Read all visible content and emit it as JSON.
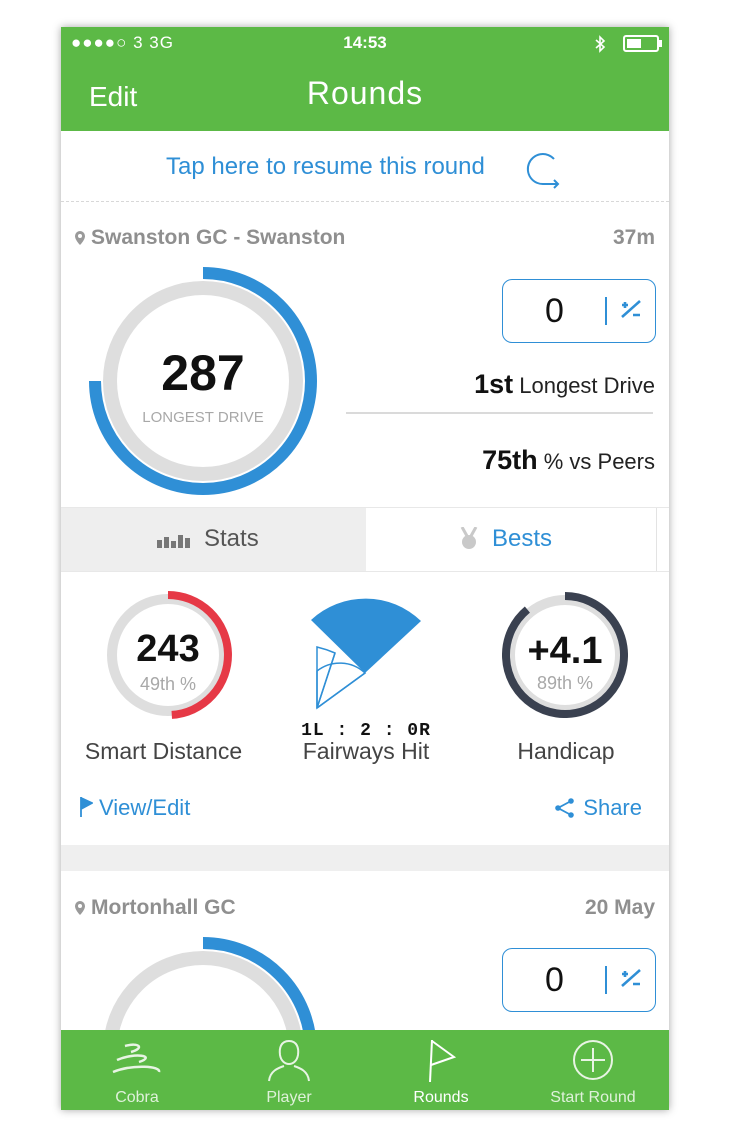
{
  "status_bar": {
    "carrier": "●●●●○ 3   3G",
    "time": "14:53"
  },
  "nav": {
    "edit_label": "Edit",
    "title": "Rounds"
  },
  "resume": {
    "text": "Tap here to resume this round"
  },
  "rounds": [
    {
      "course": "Swanston GC - Swanston",
      "when": "37m",
      "longest_drive": "287",
      "longest_drive_label": "LONGEST DRIVE",
      "score": "0",
      "score_toggle": "+/−",
      "rank_position": "1st",
      "rank_label": "Longest Drive",
      "percentile_value": "75th",
      "percentile_label": "% vs Peers"
    },
    {
      "course": "Mortonhall GC",
      "when": "20 May",
      "score": "0",
      "score_toggle": "+/−"
    }
  ],
  "tabs": {
    "stats": "Stats",
    "bests": "Bests"
  },
  "metrics": {
    "smart_distance": {
      "value": "243",
      "percentile": "49th %",
      "label": "Smart Distance",
      "fill": 0.49
    },
    "fairways": {
      "ratio": "1L : 2 : 0R",
      "label": "Fairways Hit"
    },
    "handicap": {
      "value": "+4.1",
      "percentile": "89th %",
      "label": "Handicap",
      "fill": 0.89
    }
  },
  "actions": {
    "view_edit": "View/Edit",
    "share": "Share"
  },
  "tabbar": [
    {
      "label": "Cobra",
      "icon": "cobra-logo-icon"
    },
    {
      "label": "Player",
      "icon": "player-icon"
    },
    {
      "label": "Rounds",
      "icon": "flag-icon",
      "active": true
    },
    {
      "label": "Start Round",
      "icon": "plus-circle-icon"
    }
  ],
  "colors": {
    "brand_green": "#5cb946",
    "accent_blue": "#2f8fd6",
    "red": "#e63946",
    "dark": "#3a4150",
    "ring_grey": "#dedede"
  }
}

Job: Every record above should come back exactly, but without its pictures.

Problem solution:
Read all visible content and emit it as JSON.
{
  "status_bar": {
    "carrier": "●●●●○ 3   3G",
    "time": "14:53"
  },
  "nav": {
    "edit_label": "Edit",
    "title": "Rounds"
  },
  "resume": {
    "text": "Tap here to resume this round"
  },
  "rounds": [
    {
      "course": "Swanston GC - Swanston",
      "when": "37m",
      "longest_drive": "287",
      "longest_drive_label": "LONGEST DRIVE",
      "score": "0",
      "score_toggle": "+/−",
      "rank_position": "1st",
      "rank_label": "Longest Drive",
      "percentile_value": "75th",
      "percentile_label": "% vs Peers"
    },
    {
      "course": "Mortonhall GC",
      "when": "20 May",
      "score": "0",
      "score_toggle": "+/−"
    }
  ],
  "tabs": {
    "stats": "Stats",
    "bests": "Bests"
  },
  "metrics": {
    "smart_distance": {
      "value": "243",
      "percentile": "49th %",
      "label": "Smart Distance",
      "fill": 0.49
    },
    "fairways": {
      "ratio": "1L : 2 : 0R",
      "label": "Fairways Hit"
    },
    "handicap": {
      "value": "+4.1",
      "percentile": "89th %",
      "label": "Handicap",
      "fill": 0.89
    }
  },
  "actions": {
    "view_edit": "View/Edit",
    "share": "Share"
  },
  "tabbar": [
    {
      "label": "Cobra",
      "icon": "cobra-logo-icon"
    },
    {
      "label": "Player",
      "icon": "player-icon"
    },
    {
      "label": "Rounds",
      "icon": "flag-icon",
      "active": true
    },
    {
      "label": "Start Round",
      "icon": "plus-circle-icon"
    }
  ],
  "colors": {
    "brand_green": "#5cb946",
    "accent_blue": "#2f8fd6",
    "red": "#e63946",
    "dark": "#3a4150",
    "ring_grey": "#dedede"
  }
}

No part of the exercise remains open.